------ Data records
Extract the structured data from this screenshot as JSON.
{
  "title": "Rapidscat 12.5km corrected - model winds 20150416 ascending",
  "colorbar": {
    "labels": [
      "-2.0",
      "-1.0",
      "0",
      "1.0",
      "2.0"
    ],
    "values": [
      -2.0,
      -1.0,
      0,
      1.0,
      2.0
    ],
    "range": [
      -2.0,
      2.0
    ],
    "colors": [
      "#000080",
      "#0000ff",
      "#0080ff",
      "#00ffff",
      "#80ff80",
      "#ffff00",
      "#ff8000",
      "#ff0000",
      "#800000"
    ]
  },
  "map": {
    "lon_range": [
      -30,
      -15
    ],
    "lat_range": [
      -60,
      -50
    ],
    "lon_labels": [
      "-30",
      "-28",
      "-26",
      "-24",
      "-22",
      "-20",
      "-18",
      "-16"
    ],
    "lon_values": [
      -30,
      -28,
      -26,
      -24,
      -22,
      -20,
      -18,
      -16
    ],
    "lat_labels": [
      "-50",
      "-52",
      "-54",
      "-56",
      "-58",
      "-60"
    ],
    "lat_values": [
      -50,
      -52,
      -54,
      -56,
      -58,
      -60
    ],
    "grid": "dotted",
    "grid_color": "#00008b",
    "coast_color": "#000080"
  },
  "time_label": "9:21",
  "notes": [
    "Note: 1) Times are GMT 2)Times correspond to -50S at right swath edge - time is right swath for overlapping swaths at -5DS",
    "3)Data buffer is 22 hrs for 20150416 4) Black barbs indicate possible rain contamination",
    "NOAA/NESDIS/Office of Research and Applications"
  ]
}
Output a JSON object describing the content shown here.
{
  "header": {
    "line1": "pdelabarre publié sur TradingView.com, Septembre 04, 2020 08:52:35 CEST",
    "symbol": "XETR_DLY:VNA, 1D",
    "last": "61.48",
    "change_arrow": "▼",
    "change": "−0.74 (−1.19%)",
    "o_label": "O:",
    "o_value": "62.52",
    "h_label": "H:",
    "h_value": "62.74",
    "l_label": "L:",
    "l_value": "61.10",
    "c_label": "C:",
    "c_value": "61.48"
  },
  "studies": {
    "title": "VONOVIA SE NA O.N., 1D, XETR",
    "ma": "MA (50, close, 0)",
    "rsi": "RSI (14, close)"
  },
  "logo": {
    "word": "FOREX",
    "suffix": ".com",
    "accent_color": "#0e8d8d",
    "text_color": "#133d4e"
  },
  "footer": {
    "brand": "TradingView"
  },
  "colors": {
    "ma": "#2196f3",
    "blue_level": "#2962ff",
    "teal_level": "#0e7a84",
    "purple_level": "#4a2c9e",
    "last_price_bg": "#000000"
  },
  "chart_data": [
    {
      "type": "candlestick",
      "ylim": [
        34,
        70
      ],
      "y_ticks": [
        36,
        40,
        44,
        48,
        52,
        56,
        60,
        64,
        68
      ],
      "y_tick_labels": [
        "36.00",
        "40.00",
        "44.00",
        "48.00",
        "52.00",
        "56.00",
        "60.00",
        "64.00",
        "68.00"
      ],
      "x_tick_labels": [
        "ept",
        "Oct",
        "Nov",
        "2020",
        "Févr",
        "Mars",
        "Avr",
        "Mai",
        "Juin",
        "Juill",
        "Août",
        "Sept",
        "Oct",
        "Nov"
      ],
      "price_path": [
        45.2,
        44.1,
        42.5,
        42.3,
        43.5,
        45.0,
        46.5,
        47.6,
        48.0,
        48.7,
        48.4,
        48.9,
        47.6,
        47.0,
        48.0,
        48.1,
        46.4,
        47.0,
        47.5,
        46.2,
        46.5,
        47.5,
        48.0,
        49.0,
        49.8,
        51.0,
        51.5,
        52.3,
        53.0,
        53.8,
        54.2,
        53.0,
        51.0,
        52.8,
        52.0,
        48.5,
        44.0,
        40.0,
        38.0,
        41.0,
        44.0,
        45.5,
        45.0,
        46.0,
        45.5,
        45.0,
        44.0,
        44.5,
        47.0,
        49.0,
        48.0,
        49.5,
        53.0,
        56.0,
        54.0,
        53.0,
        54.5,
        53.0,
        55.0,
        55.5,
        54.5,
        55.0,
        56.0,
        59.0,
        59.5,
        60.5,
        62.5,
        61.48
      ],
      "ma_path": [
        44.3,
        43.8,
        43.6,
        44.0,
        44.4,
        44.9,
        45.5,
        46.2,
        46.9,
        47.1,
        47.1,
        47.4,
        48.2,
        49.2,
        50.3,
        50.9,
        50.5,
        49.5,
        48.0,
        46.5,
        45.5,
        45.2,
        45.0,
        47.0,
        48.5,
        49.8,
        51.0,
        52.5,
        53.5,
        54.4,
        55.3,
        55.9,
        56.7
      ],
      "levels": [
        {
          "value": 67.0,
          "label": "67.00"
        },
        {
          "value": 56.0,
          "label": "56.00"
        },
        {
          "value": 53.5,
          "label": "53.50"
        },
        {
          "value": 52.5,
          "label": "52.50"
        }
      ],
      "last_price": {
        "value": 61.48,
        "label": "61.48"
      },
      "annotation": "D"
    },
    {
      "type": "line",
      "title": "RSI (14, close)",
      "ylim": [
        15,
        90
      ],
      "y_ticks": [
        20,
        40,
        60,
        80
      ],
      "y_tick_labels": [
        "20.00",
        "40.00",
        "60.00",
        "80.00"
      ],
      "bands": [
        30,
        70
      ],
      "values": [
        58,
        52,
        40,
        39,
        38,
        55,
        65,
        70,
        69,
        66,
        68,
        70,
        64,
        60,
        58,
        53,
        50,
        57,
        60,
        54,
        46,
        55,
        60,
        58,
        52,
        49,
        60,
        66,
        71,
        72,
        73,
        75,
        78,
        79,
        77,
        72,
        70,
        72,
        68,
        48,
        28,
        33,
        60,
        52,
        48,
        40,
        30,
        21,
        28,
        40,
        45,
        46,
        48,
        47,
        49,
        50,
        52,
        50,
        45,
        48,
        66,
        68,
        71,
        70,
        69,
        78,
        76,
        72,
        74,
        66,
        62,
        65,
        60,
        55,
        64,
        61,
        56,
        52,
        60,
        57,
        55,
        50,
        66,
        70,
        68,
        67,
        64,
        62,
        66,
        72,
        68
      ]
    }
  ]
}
------------
**What you have to do:** Repeat the data precisely, reproducing every entry.

**Output of the exercise:**
Extract the structured data from this screenshot as JSON.
{
  "title": "Rapidscat 12.5km corrected - model winds 20150416 ascending",
  "colorbar": {
    "labels": [
      "-2.0",
      "-1.0",
      "0",
      "1.0",
      "2.0"
    ],
    "values": [
      -2.0,
      -1.0,
      0,
      1.0,
      2.0
    ],
    "range": [
      -2.0,
      2.0
    ],
    "colors": [
      "#000080",
      "#0000ff",
      "#0080ff",
      "#00ffff",
      "#80ff80",
      "#ffff00",
      "#ff8000",
      "#ff0000",
      "#800000"
    ]
  },
  "map": {
    "lon_range": [
      -30,
      -15
    ],
    "lat_range": [
      -60,
      -50
    ],
    "lon_labels": [
      "-30",
      "-28",
      "-26",
      "-24",
      "-22",
      "-20",
      "-18",
      "-16"
    ],
    "lon_values": [
      -30,
      -28,
      -26,
      -24,
      -22,
      -20,
      -18,
      -16
    ],
    "lat_labels": [
      "-50",
      "-52",
      "-54",
      "-56",
      "-58",
      "-60"
    ],
    "lat_values": [
      -50,
      -52,
      -54,
      -56,
      -58,
      -60
    ],
    "grid": "dotted",
    "grid_color": "#00008b",
    "coast_color": "#000080"
  },
  "time_label": "9:21",
  "notes": [
    "Note: 1) Times are GMT 2)Times correspond to -50S at right swath edge - time is right swath for overlapping swaths at -5DS",
    "3)Data buffer is 22 hrs for 20150416 4) Black barbs indicate possible rain contamination",
    "NOAA/NESDIS/Office of Research and Applications"
  ]
}
Output a JSON object describing the content shown here.
{
  "header": {
    "line1": "pdelabarre publié sur TradingView.com, Septembre 04, 2020 08:52:35 CEST",
    "symbol": "XETR_DLY:VNA, 1D",
    "last": "61.48",
    "change_arrow": "▼",
    "change": "−0.74 (−1.19%)",
    "o_label": "O:",
    "o_value": "62.52",
    "h_label": "H:",
    "h_value": "62.74",
    "l_label": "L:",
    "l_value": "61.10",
    "c_label": "C:",
    "c_value": "61.48"
  },
  "studies": {
    "title": "VONOVIA SE NA O.N., 1D, XETR",
    "ma": "MA (50, close, 0)",
    "rsi": "RSI (14, close)"
  },
  "logo": {
    "word": "FOREX",
    "suffix": ".com",
    "accent_color": "#0e8d8d",
    "text_color": "#133d4e"
  },
  "footer": {
    "brand": "TradingView"
  },
  "colors": {
    "ma": "#2196f3",
    "blue_level": "#2962ff",
    "teal_level": "#0e7a84",
    "purple_level": "#4a2c9e",
    "last_price_bg": "#000000"
  },
  "chart_data": [
    {
      "type": "candlestick",
      "ylim": [
        34,
        70
      ],
      "y_ticks": [
        36,
        40,
        44,
        48,
        52,
        56,
        60,
        64,
        68
      ],
      "y_tick_labels": [
        "36.00",
        "40.00",
        "44.00",
        "48.00",
        "52.00",
        "56.00",
        "60.00",
        "64.00",
        "68.00"
      ],
      "x_tick_labels": [
        "ept",
        "Oct",
        "Nov",
        "2020",
        "Févr",
        "Mars",
        "Avr",
        "Mai",
        "Juin",
        "Juill",
        "Août",
        "Sept",
        "Oct",
        "Nov"
      ],
      "price_path": [
        45.2,
        44.1,
        42.5,
        42.3,
        43.5,
        45.0,
        46.5,
        47.6,
        48.0,
        48.7,
        48.4,
        48.9,
        47.6,
        47.0,
        48.0,
        48.1,
        46.4,
        47.0,
        47.5,
        46.2,
        46.5,
        47.5,
        48.0,
        49.0,
        49.8,
        51.0,
        51.5,
        52.3,
        53.0,
        53.8,
        54.2,
        53.0,
        51.0,
        52.8,
        52.0,
        48.5,
        44.0,
        40.0,
        38.0,
        41.0,
        44.0,
        45.5,
        45.0,
        46.0,
        45.5,
        45.0,
        44.0,
        44.5,
        47.0,
        49.0,
        48.0,
        49.5,
        53.0,
        56.0,
        54.0,
        53.0,
        54.5,
        53.0,
        55.0,
        55.5,
        54.5,
        55.0,
        56.0,
        59.0,
        59.5,
        60.5,
        62.5,
        61.48
      ],
      "ma_path": [
        44.3,
        43.8,
        43.6,
        44.0,
        44.4,
        44.9,
        45.5,
        46.2,
        46.9,
        47.1,
        47.1,
        47.4,
        48.2,
        49.2,
        50.3,
        50.9,
        50.5,
        49.5,
        48.0,
        46.5,
        45.5,
        45.2,
        45.0,
        47.0,
        48.5,
        49.8,
        51.0,
        52.5,
        53.5,
        54.4,
        55.3,
        55.9,
        56.7
      ],
      "levels": [
        {
          "value": 67.0,
          "label": "67.00"
        },
        {
          "value": 56.0,
          "label": "56.00"
        },
        {
          "value": 53.5,
          "label": "53.50"
        },
        {
          "value": 52.5,
          "label": "52.50"
        }
      ],
      "last_price": {
        "value": 61.48,
        "label": "61.48"
      },
      "annotation": "D"
    },
    {
      "type": "line",
      "title": "RSI (14, close)",
      "ylim": [
        15,
        90
      ],
      "y_ticks": [
        20,
        40,
        60,
        80
      ],
      "y_tick_labels": [
        "20.00",
        "40.00",
        "60.00",
        "80.00"
      ],
      "bands": [
        30,
        70
      ],
      "values": [
        58,
        52,
        40,
        39,
        38,
        55,
        65,
        70,
        69,
        66,
        68,
        70,
        64,
        60,
        58,
        53,
        50,
        57,
        60,
        54,
        46,
        55,
        60,
        58,
        52,
        49,
        60,
        66,
        71,
        72,
        73,
        75,
        78,
        79,
        77,
        72,
        70,
        72,
        68,
        48,
        28,
        33,
        60,
        52,
        48,
        40,
        30,
        21,
        28,
        40,
        45,
        46,
        48,
        47,
        49,
        50,
        52,
        50,
        45,
        48,
        66,
        68,
        71,
        70,
        69,
        78,
        76,
        72,
        74,
        66,
        62,
        65,
        60,
        55,
        64,
        61,
        56,
        52,
        60,
        57,
        55,
        50,
        66,
        70,
        68,
        67,
        64,
        62,
        66,
        72,
        68
      ]
    }
  ]
}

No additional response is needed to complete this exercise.